§ Directions
**a.** Reproduce word for word the stretch of the item on WJW's channel move from "Cross-town Winston Broadcasting" through "of WJW’s concerns.".
**b.** In the item on WJW's channel move, to what ERP does WJW's construction permit allow it to increase?

UPDATE 12/6/11 6:23 PM: If you’re just seeing this notice, we’ve added one more update we forgot…at the end of this item…
We have some “facilities” items up front, and a nice mix of non-technical stuff after that. Scroll down for the latter…
THE WBNX FLY IN WJW’S OINTMENT: We breathlessly reported here recently that the Federal Communications Commission had issued an “NPRM” (Notice of Proposed Rulemaking) that would clear the way for Local TV LLC Fox affiliate WJW/8 in Cleveland to return to the promised land they once occupied on the TV spectrum – UHF channel 31.
Viewers all over the immediate Cleveland/Akron area, including right here at OMW World Headquarters, have been struggling with WJW’s post-transition signal on VHF channel 8, particularly with modest indoor antennas that can pick up pretty much every other station in the market with little difficulty. Before the transition, WJW’s UHF 31 signal “just worked”, as the saying goes.
We expected a speedy timeline for WJW’s return to RF channel 31, if there were no roadblocks.
Cross-town Winston Broadcasting CW affiliate WBNX/55 has just put one of those potential roadblocks up.
In a response to the NPRM (PDF download) filed November 23rd, WBNX notes, among other things, that WJW hasn’t turned to solutions it has already pursued with the FCC:
WJW is licensed to operate on Channel 8 at 11 kW ERP….WJW holds a valid construction permit to increase its ERP to 30 kW. There is no indication that WJW has attempted to operate at the authorized power increase, an increase which, logically, may resolve some or all of WJW’s concerns.

Excerpts from a layout annotation set
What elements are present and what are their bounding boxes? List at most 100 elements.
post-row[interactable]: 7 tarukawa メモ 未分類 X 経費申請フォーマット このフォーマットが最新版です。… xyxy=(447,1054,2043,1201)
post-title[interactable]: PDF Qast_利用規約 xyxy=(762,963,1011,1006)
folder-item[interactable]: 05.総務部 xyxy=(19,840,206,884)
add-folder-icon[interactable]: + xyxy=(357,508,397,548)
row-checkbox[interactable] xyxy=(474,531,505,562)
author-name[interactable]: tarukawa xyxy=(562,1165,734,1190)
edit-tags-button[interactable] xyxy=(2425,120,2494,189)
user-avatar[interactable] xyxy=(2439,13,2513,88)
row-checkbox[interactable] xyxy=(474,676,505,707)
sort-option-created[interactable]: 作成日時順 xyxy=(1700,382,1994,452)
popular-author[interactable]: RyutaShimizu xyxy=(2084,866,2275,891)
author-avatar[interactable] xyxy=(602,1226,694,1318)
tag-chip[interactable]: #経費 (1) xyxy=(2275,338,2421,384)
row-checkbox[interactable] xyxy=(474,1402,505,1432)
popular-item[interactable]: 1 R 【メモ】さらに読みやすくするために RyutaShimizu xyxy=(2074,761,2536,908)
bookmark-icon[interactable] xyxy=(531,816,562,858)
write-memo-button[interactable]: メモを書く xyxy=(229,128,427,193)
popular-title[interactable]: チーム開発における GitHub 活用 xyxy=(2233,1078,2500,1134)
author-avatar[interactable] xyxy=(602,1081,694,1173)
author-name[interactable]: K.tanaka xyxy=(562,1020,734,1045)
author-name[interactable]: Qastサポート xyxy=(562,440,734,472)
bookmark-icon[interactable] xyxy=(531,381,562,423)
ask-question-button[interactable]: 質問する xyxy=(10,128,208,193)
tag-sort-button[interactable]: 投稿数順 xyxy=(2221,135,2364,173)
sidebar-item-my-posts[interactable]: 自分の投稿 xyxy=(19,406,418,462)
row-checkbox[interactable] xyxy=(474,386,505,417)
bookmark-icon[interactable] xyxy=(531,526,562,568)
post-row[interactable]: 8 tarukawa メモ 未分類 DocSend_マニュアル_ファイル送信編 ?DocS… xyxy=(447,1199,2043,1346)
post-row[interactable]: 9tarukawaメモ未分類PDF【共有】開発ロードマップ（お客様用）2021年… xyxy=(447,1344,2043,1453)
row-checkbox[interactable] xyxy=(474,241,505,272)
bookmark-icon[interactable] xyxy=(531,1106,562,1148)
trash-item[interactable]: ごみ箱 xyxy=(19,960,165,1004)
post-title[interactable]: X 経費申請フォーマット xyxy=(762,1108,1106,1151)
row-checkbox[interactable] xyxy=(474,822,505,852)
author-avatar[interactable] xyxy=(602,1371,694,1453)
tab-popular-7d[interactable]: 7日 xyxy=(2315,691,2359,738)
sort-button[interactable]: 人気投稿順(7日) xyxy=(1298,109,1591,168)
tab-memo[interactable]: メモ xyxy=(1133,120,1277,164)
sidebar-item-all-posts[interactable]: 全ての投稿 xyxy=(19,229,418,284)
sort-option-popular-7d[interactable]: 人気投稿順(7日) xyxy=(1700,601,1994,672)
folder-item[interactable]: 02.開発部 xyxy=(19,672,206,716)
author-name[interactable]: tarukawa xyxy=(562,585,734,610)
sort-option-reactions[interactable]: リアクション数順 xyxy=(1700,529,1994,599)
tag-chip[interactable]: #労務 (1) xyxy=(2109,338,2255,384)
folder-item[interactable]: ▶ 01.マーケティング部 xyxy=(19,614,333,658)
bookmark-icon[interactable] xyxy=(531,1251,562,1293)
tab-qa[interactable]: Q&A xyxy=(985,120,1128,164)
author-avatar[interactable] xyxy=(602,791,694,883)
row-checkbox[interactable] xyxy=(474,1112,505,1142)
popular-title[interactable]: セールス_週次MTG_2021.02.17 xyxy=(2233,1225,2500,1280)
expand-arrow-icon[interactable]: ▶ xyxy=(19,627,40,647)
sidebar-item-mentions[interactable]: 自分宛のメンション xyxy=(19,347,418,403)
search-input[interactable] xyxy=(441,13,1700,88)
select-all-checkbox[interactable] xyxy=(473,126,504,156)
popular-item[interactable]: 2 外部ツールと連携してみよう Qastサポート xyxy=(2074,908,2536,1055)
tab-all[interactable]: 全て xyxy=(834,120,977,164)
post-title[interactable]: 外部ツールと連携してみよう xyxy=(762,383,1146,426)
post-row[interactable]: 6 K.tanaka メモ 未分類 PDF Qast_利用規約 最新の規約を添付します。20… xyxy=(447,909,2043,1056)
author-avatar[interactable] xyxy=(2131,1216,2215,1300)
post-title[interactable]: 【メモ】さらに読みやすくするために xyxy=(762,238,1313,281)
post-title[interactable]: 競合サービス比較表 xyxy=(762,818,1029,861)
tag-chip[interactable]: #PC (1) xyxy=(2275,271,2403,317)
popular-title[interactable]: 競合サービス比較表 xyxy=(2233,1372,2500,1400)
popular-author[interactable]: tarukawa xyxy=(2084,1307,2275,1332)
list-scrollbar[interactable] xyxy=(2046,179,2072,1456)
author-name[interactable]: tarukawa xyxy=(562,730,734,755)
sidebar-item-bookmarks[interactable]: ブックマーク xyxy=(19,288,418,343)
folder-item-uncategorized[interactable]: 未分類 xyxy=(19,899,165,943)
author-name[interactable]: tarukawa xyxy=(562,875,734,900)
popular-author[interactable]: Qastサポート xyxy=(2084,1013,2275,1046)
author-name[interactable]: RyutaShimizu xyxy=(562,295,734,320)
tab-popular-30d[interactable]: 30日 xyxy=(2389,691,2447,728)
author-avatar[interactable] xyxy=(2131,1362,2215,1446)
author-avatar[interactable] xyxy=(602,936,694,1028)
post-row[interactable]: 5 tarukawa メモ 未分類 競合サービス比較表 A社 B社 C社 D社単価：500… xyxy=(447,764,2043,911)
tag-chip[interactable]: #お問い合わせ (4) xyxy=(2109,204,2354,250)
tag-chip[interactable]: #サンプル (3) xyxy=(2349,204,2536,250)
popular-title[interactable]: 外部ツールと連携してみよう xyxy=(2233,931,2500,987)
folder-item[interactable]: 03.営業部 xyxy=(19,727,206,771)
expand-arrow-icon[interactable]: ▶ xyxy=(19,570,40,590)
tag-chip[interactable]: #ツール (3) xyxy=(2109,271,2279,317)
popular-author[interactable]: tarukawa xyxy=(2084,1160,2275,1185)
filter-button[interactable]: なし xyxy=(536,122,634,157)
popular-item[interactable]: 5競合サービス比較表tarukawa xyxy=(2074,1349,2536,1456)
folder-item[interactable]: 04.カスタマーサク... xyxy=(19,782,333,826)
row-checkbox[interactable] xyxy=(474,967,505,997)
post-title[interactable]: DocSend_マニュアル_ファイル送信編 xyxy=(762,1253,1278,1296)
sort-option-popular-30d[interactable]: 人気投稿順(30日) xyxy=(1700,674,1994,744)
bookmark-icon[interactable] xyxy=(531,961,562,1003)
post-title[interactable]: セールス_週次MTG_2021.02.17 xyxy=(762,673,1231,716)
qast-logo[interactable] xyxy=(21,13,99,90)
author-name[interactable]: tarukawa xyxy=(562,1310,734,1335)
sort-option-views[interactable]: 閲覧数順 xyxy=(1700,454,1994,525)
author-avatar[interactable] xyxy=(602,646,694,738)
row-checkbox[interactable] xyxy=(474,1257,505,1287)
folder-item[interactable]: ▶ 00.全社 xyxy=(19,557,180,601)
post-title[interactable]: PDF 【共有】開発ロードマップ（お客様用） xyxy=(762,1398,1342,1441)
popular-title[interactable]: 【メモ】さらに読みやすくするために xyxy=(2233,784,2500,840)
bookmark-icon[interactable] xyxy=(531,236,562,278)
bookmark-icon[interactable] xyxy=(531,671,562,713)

§ Replies
**a.**
Cross-town Winston Broadcasting CW affiliate WBNX/55 has just put one of those potential roadblocks up.
In a response to the NPRM (PDF download) filed November 23rd, WBNX notes, among other things, that WJW hasn’t turned to solutions it has already pursued with the FCC:
WJW is licensed to operate on Channel 8 at 11 kW ERP….WJW holds a valid construction permit to increase its ERP to 30 kW. There is no indication that WJW has attempted to operate at the authorized power increase, an increase which, logically, may resolve some or all of WJW’s concerns.

**b.** 30 kW